* BEGIN Excerpted records *

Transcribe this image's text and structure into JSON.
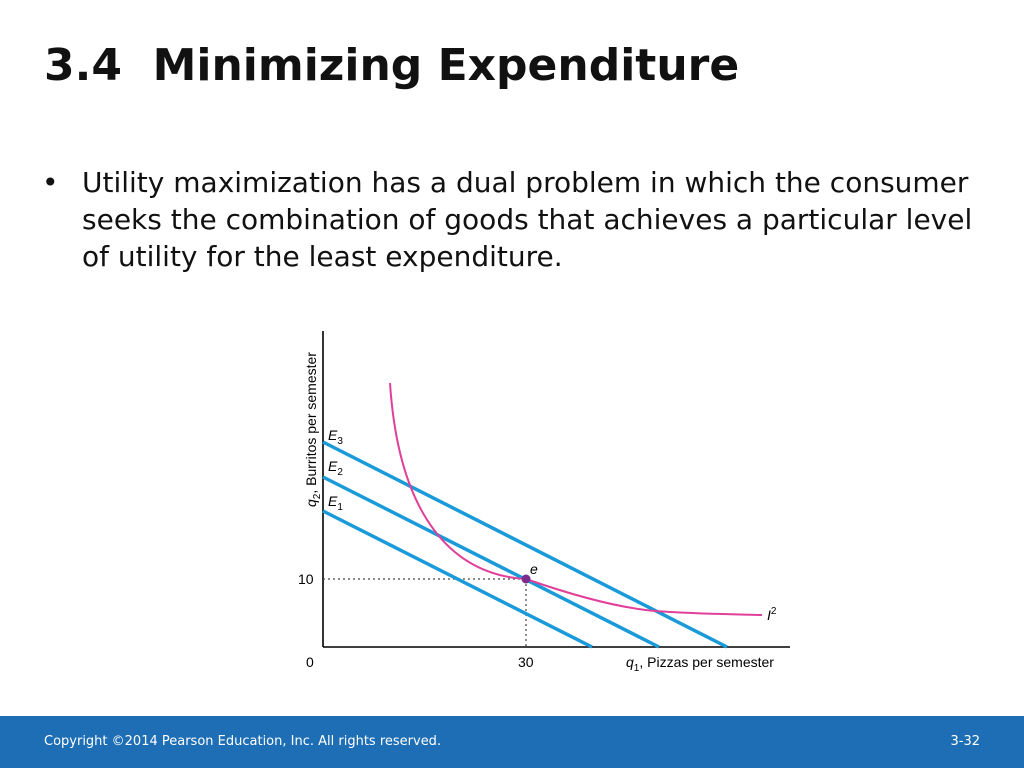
{
  "title": "3.4  Minimizing Expenditure",
  "bullet": "Utility maximization has a dual problem in which the consumer seeks the combination of goods that achieves a particular level of utility for the least expenditure.",
  "chart_data": {
    "type": "line",
    "xlabel_var": "q",
    "xlabel_sub": "1",
    "xlabel_text": ", Pizzas per semester",
    "ylabel_var": "q",
    "ylabel_sub": "2",
    "ylabel_text": ", Burritos per semester",
    "origin_label": "0",
    "x_tick": "30",
    "y_tick": "10",
    "point": {
      "label": "e",
      "x": 30,
      "y": 10
    },
    "budget_lines": [
      {
        "name": "E",
        "sub": "3"
      },
      {
        "name": "E",
        "sub": "2"
      },
      {
        "name": "E",
        "sub": "1"
      }
    ],
    "indifference_curve": {
      "name": "I",
      "sup": "2"
    },
    "colors": {
      "budget": "#1a9ad9",
      "indifference": "#e0409a",
      "point": "#7b2d8e"
    }
  },
  "footer": {
    "copyright": "Copyright ©2014 Pearson Education, Inc. All rights reserved.",
    "page": "3-32"
  }
}
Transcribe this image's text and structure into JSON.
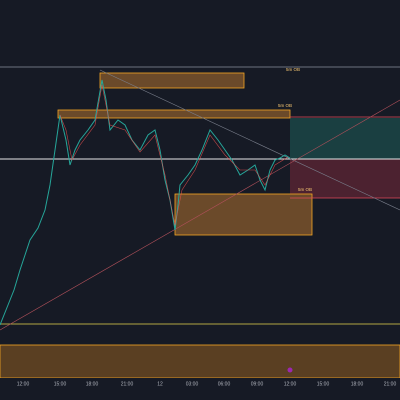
{
  "chart": {
    "order_blocks": [
      "5m OB",
      "5m OB",
      "5m OB"
    ],
    "x_axis_labels": [
      "12:00",
      "15:00",
      "18:00",
      "21:00",
      "12",
      "03:00",
      "06:00",
      "09:00",
      "12:00",
      "15:00",
      "18:00",
      "21:00"
    ]
  }
}
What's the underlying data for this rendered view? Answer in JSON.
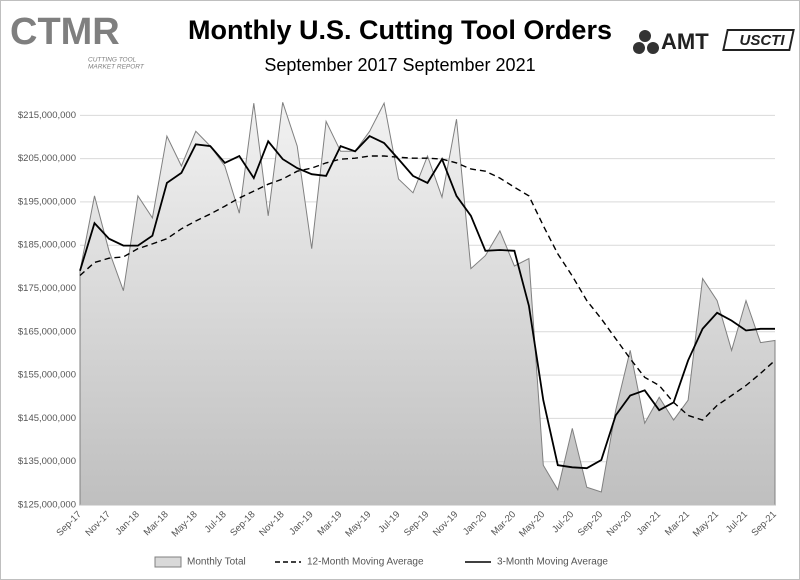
{
  "logos": {
    "left": {
      "mark": "CTMR",
      "caption": [
        "CUTTING TOOL",
        "MARKET REPORT"
      ]
    },
    "right": {
      "amt": "AMT",
      "uscti": "USCTI"
    }
  },
  "chart_data": {
    "type": "line",
    "title": "Monthly U.S. Cutting Tool Orders",
    "subtitle": "September 2017 September 2021",
    "categories": [
      "Sep-17",
      null,
      "Nov-17",
      null,
      "Jan-18",
      null,
      "Mar-18",
      null,
      "May-18",
      null,
      "Jul-18",
      null,
      "Sep-18",
      null,
      "Nov-18",
      null,
      "Jan-19",
      null,
      "Mar-19",
      null,
      "May-19",
      null,
      "Jul-19",
      null,
      "Sep-19",
      null,
      "Nov-19",
      null,
      "Jan-20",
      null,
      "Mar-20",
      null,
      "May-20",
      null,
      "Jul-20",
      null,
      "Sep-20",
      null,
      "Nov-20",
      null,
      "Jan-21",
      null,
      "Mar-21",
      null,
      "May-21",
      null,
      "Jul-21",
      null,
      "Sep-21"
    ],
    "series": [
      {
        "name": "Monthly Total",
        "style": "area",
        "color": "#808080",
        "fill": "#d9d9d9",
        "values": [
          179100000,
          196400000,
          183700000,
          174500000,
          196400000,
          191300000,
          210200000,
          203300000,
          211300000,
          207900000,
          203300000,
          192400000,
          217800000,
          191800000,
          218000000,
          207900000,
          184200000,
          213600000,
          206700000,
          206700000,
          211300000,
          217800000,
          200300000,
          197100000,
          205600000,
          196100000,
          214100000,
          179600000,
          182600000,
          188300000,
          180200000,
          181900000,
          134200000,
          128500000,
          142700000,
          129100000,
          128000000,
          146900000,
          160700000,
          143900000,
          149900000,
          144600000,
          149200000,
          177300000,
          172200000,
          160700000,
          172200000,
          162500000,
          163000000
        ]
      },
      {
        "name": "12-Month Moving Average",
        "style": "dashed",
        "color": "#000000",
        "values": [
          178000000,
          181000000,
          182000000,
          182300000,
          184200000,
          185300000,
          186500000,
          188800000,
          190600000,
          192200000,
          194000000,
          195900000,
          197500000,
          199100000,
          200300000,
          202100000,
          202800000,
          204000000,
          204900000,
          205100000,
          205600000,
          205600000,
          205300000,
          205100000,
          205100000,
          204900000,
          204000000,
          202600000,
          202100000,
          200500000,
          198400000,
          196400000,
          189500000,
          183000000,
          177900000,
          172200000,
          168000000,
          163400000,
          158800000,
          154500000,
          152600000,
          148700000,
          145700000,
          144600000,
          148000000,
          150300000,
          152600000,
          155400000,
          158400000
        ]
      },
      {
        "name": "3-Month Moving Average",
        "style": "solid",
        "color": "#000000",
        "values": [
          179100000,
          190100000,
          186500000,
          184900000,
          184900000,
          187200000,
          199400000,
          201700000,
          208300000,
          207900000,
          204000000,
          205600000,
          200500000,
          209000000,
          204900000,
          202800000,
          201400000,
          201000000,
          207900000,
          206700000,
          210200000,
          208600000,
          204900000,
          201000000,
          199400000,
          204900000,
          196400000,
          191800000,
          183700000,
          183900000,
          183700000,
          171000000,
          149200000,
          134200000,
          133700000,
          133500000,
          135400000,
          145700000,
          150300000,
          151500000,
          146900000,
          148700000,
          158400000,
          165700000,
          169400000,
          167600000,
          165300000,
          165700000,
          165700000
        ]
      }
    ],
    "ylim": [
      125000000,
      219000000
    ],
    "yticks": [
      {
        "value": 125000000,
        "label": "$125,000,000"
      },
      {
        "value": 135000000,
        "label": "$135,000,000"
      },
      {
        "value": 145000000,
        "label": "$145,000,000"
      },
      {
        "value": 155000000,
        "label": "$155,000,000"
      },
      {
        "value": 165000000,
        "label": "$165,000,000"
      },
      {
        "value": 175000000,
        "label": "$175,000,000"
      },
      {
        "value": 185000000,
        "label": "$185,000,000"
      },
      {
        "value": 195000000,
        "label": "$195,000,000"
      },
      {
        "value": 205000000,
        "label": "$205,000,000"
      },
      {
        "value": 215000000,
        "label": "$215,000,000"
      }
    ],
    "grid": true,
    "legend": "bottom"
  }
}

* END Excerpted records *

▸ **What you need to do**
Where a line above holds the string "name", show that line.

▸ **Output for this exercise**
        "name": "E",
        "name": "E",
        "name": "E",
      "name": "I",
        "name": "Monthly Total",
        "name": "12-Month Moving Average",
        "name": "3-Month Moving Average",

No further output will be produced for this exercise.